Repeat each line word for word.

(begin)

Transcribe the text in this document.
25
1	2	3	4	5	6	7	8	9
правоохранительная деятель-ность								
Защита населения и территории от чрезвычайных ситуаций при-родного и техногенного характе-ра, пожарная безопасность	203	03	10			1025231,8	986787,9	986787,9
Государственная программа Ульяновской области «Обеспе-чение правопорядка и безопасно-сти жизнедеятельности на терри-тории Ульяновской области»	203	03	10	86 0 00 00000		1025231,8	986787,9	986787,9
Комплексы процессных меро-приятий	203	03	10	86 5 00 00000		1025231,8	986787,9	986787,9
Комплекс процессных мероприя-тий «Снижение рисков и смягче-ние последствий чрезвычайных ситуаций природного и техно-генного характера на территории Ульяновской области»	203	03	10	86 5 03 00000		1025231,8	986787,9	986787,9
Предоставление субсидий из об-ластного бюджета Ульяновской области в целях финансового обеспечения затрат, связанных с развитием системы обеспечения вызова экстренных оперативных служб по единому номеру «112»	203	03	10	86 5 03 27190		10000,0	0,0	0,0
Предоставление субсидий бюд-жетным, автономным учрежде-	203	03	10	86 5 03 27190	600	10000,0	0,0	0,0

(end)

- _RESULT OF THIS EXERCISE_:
Transcribe the text in this document.
25
1	2	3	4	5	6	7	8	9
правоохранительная деятель-ность								
Защита населения и территории от чрезвычайных ситуаций при-родного и техногенного характе-ра, пожарная безопасность	203	03	10			1025231,8	986787,9	986787,9
Государственная программа Ульяновской области «Обеспе-чение правопорядка и безопасно-сти жизнедеятельности на терри-тории Ульяновской области»	203	03	10	86 0 00 00000		1025231,8	986787,9	986787,9
Комплексы процессных меро-приятий	203	03	10	86 5 00 00000		1025231,8	986787,9	986787,9
Комплекс процессных мероприя-тий «Снижение рисков и смягче-ние последствий чрезвычайных ситуаций природного и техно-генного характера на территории Ульяновской области»	203	03	10	86 5 03 00000		1025231,8	986787,9	986787,9
Предоставление субсидий из об-ластного бюджета Ульяновской области в целях финансового обеспечения затрат, связанных с развитием системы обеспечения вызова экстренных оперативных служб по единому номеру «112»	203	03	10	86 5 03 27190		10000,0	0,0	0,0
Предоставление субсидий бюд-жетным, автономным учрежде-	203	03	10	86 5 03 27190	600	10000,0	0,0	0,0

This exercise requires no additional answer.